[Data extracted from a collection]
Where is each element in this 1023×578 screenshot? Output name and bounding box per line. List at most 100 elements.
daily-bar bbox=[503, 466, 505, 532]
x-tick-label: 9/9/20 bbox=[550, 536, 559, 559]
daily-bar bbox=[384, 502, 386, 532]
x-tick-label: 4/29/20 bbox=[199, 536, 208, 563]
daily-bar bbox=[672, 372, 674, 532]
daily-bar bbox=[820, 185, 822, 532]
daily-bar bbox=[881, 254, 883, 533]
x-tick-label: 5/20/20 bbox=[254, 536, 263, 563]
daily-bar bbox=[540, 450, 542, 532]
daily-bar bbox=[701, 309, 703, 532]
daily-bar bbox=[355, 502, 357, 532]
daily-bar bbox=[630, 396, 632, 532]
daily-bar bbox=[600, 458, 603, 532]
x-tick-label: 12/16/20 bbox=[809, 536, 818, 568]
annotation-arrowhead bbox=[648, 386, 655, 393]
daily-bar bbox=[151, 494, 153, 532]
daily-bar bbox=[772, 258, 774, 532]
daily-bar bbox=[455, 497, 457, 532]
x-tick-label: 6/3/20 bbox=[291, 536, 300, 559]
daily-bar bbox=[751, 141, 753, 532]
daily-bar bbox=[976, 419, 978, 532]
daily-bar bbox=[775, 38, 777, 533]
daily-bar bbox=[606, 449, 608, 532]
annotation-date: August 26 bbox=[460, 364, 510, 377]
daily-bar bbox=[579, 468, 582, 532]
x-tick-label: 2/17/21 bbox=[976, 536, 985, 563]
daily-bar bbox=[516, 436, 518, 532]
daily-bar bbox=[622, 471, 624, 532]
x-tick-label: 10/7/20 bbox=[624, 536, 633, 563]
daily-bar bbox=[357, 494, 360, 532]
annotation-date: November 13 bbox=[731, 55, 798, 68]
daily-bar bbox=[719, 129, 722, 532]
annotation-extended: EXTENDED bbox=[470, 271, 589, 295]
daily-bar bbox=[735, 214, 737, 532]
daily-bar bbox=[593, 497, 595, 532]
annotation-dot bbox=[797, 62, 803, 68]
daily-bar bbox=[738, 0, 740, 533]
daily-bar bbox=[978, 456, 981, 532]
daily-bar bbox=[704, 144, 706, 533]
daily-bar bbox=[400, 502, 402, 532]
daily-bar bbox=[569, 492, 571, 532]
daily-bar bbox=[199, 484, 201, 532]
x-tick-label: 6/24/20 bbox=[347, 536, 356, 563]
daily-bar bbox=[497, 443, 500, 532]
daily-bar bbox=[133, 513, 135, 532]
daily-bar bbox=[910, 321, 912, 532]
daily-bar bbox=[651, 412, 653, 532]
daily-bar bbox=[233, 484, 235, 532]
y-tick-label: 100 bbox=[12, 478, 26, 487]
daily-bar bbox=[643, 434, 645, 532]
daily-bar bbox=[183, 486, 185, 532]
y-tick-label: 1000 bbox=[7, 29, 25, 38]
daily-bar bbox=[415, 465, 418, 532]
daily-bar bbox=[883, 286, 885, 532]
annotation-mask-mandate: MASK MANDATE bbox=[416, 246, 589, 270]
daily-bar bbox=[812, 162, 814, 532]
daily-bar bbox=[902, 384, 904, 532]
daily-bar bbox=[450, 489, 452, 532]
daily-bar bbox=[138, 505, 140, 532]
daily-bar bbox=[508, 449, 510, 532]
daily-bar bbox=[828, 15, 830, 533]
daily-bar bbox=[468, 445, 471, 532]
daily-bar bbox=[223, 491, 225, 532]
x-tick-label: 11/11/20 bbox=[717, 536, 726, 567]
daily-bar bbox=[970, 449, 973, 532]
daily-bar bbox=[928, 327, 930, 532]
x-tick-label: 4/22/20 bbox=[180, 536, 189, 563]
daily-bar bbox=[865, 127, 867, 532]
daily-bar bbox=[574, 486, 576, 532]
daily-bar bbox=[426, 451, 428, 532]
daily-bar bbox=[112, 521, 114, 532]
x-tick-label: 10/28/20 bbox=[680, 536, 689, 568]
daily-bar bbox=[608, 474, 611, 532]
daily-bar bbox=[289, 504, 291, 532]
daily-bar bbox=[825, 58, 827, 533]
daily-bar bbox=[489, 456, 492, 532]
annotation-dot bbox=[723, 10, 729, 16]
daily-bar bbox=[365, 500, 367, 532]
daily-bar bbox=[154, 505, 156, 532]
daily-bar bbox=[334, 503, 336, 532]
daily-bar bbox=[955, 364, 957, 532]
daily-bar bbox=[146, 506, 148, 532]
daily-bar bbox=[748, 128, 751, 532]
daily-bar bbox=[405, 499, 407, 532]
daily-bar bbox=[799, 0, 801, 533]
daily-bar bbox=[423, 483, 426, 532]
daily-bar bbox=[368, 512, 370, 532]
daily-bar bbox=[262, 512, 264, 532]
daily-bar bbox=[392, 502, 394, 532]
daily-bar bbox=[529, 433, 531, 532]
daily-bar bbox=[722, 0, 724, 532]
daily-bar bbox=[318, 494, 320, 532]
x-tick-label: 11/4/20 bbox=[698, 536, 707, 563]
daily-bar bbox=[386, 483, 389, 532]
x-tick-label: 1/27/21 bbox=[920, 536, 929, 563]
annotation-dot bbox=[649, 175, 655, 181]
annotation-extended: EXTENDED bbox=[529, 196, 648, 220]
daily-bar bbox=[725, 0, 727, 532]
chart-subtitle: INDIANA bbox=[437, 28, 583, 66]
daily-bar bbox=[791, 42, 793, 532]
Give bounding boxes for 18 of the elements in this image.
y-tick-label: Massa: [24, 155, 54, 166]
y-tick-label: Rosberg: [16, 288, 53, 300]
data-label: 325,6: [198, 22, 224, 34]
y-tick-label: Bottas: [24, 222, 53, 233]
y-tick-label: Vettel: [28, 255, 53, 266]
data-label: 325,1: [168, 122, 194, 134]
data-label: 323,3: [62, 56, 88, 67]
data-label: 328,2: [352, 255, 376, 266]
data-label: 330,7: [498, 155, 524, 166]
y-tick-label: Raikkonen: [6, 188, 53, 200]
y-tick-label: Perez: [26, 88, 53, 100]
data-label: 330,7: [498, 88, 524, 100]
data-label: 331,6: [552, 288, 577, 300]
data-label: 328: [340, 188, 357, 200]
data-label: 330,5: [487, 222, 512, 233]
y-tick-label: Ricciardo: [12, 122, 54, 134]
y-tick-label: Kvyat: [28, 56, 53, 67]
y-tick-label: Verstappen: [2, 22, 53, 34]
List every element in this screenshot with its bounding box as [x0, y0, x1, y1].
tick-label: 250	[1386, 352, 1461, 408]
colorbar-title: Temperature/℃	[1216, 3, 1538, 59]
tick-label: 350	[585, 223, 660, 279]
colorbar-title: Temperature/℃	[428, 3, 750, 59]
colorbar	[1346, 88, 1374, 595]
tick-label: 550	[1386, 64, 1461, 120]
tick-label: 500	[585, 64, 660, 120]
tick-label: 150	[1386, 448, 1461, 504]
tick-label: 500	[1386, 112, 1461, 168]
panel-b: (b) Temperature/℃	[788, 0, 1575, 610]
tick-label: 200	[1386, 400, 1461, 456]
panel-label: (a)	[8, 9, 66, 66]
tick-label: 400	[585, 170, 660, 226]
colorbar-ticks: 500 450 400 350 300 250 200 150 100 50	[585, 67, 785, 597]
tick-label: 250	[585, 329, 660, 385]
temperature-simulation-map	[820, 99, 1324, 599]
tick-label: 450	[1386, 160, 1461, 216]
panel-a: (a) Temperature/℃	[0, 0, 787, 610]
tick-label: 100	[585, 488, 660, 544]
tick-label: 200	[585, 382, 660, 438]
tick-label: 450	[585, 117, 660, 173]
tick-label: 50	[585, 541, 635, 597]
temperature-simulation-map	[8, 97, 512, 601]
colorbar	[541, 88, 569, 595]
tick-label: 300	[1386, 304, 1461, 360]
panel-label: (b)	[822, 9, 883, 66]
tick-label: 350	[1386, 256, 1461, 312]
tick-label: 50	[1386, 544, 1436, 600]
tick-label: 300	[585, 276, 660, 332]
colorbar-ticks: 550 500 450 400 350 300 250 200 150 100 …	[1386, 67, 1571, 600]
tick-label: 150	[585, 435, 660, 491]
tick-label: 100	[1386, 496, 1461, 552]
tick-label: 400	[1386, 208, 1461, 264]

| EXERCISE REQUIREMENTS |
Update the stretch of the records from the start through the line containing "daily-bar bbox=[497, 443, 500, 532]". Rewrite those lines with "x-tick-label" changed to "x-axis-label" and everything else left as it is.

| FINISHED EXERCISE |
Where is each element in this 1023×578 screenshot? Output name and bounding box per line. List at most 100 elements.
daily-bar bbox=[503, 466, 505, 532]
x-axis-label: 9/9/20 bbox=[550, 536, 559, 559]
daily-bar bbox=[384, 502, 386, 532]
x-axis-label: 4/29/20 bbox=[199, 536, 208, 563]
daily-bar bbox=[672, 372, 674, 532]
daily-bar bbox=[820, 185, 822, 532]
daily-bar bbox=[881, 254, 883, 533]
x-axis-label: 5/20/20 bbox=[254, 536, 263, 563]
daily-bar bbox=[540, 450, 542, 532]
daily-bar bbox=[701, 309, 703, 532]
daily-bar bbox=[355, 502, 357, 532]
daily-bar bbox=[630, 396, 632, 532]
daily-bar bbox=[600, 458, 603, 532]
x-axis-label: 12/16/20 bbox=[809, 536, 818, 568]
annotation-arrowhead bbox=[648, 386, 655, 393]
daily-bar bbox=[151, 494, 153, 532]
daily-bar bbox=[772, 258, 774, 532]
daily-bar bbox=[455, 497, 457, 532]
x-axis-label: 6/3/20 bbox=[291, 536, 300, 559]
daily-bar bbox=[751, 141, 753, 532]
daily-bar bbox=[976, 419, 978, 532]
daily-bar bbox=[775, 38, 777, 533]
daily-bar bbox=[606, 449, 608, 532]
annotation-date: August 26 bbox=[460, 364, 510, 377]
daily-bar bbox=[579, 468, 582, 532]
x-axis-label: 2/17/21 bbox=[976, 536, 985, 563]
daily-bar bbox=[516, 436, 518, 532]
daily-bar bbox=[622, 471, 624, 532]
x-axis-label: 10/7/20 bbox=[624, 536, 633, 563]
daily-bar bbox=[357, 494, 360, 532]
annotation-date: November 13 bbox=[731, 55, 798, 68]
daily-bar bbox=[719, 129, 722, 532]
annotation-extended: EXTENDED bbox=[470, 271, 589, 295]
daily-bar bbox=[735, 214, 737, 532]
daily-bar bbox=[593, 497, 595, 532]
annotation-dot bbox=[797, 62, 803, 68]
daily-bar bbox=[738, 0, 740, 533]
daily-bar bbox=[978, 456, 981, 532]
daily-bar bbox=[704, 144, 706, 533]
daily-bar bbox=[400, 502, 402, 532]
daily-bar bbox=[569, 492, 571, 532]
daily-bar bbox=[199, 484, 201, 532]
x-axis-label: 6/24/20 bbox=[347, 536, 356, 563]
daily-bar bbox=[497, 443, 500, 532]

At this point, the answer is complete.